▸ **YOUR GOAL**: Extract the lines starting at the beginning of the material and ending with the line that contains "bond: [58, 145, 100, 214]", and repeat them exactly.

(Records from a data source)

Begin

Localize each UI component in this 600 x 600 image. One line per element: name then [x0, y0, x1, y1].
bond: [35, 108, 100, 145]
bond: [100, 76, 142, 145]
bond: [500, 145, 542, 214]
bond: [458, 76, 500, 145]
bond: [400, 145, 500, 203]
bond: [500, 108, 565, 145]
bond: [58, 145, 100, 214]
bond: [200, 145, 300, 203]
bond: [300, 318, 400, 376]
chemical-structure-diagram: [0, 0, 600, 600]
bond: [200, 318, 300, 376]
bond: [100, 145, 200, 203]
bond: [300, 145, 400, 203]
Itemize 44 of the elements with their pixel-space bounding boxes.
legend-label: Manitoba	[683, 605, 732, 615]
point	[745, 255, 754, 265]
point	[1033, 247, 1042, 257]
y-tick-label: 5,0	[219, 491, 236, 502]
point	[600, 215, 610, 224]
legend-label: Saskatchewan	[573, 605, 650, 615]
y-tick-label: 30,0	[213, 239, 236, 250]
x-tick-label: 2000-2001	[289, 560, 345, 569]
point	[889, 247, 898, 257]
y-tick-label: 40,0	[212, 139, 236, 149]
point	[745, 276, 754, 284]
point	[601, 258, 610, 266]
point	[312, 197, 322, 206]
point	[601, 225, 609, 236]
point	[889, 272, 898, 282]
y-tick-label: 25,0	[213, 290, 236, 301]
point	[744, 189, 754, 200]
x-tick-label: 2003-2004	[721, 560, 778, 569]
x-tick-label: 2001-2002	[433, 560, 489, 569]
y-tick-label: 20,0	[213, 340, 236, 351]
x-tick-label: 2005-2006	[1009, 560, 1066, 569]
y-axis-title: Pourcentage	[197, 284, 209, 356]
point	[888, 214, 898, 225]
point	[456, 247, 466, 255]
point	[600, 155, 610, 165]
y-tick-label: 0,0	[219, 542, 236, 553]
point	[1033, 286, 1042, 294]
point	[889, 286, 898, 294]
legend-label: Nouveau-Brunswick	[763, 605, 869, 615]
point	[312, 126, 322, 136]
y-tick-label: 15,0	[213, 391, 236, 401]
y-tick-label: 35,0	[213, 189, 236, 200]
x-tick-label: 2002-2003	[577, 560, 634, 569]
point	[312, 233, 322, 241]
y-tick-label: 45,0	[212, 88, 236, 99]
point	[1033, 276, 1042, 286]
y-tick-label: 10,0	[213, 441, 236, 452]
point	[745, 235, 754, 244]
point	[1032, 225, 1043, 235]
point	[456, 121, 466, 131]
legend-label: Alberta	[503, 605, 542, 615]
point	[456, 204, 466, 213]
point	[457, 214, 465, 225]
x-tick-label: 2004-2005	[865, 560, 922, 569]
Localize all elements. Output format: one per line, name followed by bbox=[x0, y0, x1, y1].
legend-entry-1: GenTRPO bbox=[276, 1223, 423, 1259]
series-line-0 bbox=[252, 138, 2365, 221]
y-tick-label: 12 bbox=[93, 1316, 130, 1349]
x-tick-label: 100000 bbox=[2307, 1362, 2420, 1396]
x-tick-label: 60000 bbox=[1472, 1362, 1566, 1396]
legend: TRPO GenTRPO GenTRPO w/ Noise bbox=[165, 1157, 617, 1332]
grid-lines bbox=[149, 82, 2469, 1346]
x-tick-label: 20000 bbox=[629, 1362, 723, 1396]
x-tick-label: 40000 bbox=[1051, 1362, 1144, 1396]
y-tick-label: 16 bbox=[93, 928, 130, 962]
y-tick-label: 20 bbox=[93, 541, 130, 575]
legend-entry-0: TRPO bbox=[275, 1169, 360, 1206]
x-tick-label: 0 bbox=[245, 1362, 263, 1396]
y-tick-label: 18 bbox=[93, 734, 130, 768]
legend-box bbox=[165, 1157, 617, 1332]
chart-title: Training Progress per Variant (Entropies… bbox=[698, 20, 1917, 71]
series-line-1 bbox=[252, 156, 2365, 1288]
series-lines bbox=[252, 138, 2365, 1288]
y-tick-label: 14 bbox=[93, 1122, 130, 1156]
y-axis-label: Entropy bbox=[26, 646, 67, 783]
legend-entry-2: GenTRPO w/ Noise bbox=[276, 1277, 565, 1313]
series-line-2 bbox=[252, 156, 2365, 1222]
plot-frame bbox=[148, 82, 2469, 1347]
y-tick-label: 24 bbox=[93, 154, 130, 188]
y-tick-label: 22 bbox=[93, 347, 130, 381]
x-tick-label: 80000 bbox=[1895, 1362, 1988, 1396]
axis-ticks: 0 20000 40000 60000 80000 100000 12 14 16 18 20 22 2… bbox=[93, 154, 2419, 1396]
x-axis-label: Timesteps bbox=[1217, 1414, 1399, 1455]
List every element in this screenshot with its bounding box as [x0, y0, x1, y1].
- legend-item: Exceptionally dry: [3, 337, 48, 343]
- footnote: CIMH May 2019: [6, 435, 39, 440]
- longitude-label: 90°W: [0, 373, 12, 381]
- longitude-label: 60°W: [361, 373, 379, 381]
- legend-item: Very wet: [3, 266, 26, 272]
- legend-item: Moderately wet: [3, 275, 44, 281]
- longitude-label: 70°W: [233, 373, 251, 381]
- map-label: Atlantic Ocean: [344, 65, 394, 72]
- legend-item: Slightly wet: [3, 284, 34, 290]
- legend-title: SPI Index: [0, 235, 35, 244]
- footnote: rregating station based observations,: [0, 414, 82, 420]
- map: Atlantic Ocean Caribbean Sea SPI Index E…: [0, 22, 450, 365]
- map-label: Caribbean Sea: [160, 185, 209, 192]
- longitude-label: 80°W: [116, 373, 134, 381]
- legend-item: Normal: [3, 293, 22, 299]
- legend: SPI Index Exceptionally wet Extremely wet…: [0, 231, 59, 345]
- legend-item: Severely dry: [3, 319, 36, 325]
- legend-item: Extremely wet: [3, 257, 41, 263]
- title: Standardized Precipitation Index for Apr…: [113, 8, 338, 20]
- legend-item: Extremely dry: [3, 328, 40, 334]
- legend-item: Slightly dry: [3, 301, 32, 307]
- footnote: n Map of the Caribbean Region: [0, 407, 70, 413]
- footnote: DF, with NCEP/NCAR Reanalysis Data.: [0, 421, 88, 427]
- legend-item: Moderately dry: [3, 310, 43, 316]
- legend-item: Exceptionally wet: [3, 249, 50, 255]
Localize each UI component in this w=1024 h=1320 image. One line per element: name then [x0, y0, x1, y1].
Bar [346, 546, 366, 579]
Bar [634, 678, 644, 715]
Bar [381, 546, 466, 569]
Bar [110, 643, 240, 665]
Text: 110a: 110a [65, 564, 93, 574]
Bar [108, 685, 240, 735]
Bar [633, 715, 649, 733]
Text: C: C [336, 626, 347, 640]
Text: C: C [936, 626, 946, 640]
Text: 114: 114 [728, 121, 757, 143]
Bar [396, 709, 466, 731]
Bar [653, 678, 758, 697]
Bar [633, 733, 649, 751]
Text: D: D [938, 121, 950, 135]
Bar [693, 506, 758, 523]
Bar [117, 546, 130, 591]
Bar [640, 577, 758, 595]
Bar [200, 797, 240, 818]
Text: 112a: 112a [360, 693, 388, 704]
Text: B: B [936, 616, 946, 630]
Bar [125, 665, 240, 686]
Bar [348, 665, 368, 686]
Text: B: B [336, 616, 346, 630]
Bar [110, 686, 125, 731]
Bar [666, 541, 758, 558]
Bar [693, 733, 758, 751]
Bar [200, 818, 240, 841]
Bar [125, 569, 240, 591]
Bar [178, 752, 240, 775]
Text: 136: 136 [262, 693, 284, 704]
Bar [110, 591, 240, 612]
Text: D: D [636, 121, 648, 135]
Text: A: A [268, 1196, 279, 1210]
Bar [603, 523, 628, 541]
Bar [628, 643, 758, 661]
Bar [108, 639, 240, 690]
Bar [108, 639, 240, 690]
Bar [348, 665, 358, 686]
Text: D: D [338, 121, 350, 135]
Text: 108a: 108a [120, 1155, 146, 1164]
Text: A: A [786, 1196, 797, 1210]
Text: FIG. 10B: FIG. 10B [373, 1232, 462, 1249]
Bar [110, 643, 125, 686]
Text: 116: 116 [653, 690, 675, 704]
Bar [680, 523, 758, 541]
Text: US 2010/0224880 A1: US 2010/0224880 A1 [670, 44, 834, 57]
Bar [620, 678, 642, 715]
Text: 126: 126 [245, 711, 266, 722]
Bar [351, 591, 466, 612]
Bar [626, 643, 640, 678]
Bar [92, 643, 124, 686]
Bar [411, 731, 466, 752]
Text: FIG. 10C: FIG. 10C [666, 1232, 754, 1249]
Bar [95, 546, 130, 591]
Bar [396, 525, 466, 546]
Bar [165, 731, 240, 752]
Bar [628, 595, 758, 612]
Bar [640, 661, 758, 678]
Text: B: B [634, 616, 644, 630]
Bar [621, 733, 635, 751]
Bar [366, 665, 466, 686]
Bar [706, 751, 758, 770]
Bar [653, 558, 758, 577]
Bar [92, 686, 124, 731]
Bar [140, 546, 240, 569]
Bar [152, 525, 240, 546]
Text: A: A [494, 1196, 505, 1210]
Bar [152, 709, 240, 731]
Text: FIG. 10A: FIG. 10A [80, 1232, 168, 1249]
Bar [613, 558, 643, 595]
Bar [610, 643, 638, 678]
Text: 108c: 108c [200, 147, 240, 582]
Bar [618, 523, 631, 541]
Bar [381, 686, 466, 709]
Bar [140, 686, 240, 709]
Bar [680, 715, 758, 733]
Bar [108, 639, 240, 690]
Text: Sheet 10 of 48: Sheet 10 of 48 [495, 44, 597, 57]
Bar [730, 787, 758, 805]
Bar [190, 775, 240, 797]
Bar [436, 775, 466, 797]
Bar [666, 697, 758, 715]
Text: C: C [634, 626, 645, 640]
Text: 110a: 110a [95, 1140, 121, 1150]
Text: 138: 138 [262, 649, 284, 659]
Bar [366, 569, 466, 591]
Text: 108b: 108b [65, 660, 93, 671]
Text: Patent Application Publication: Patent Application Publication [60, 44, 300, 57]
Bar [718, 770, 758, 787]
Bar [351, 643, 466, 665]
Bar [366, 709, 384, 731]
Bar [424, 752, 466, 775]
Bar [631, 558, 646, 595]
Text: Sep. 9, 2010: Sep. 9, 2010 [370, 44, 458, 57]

End

▸ **SOLUTION TO THE PROBLEM**:
Localize each UI component in this 600 x 600 image. One line per element: name then [x0, y0, x1, y1].
bond: [35, 108, 100, 145]
bond: [100, 76, 142, 145]
bond: [500, 145, 542, 214]
bond: [458, 76, 500, 145]
bond: [400, 145, 500, 203]
bond: [500, 108, 565, 145]
bond: [58, 145, 100, 214]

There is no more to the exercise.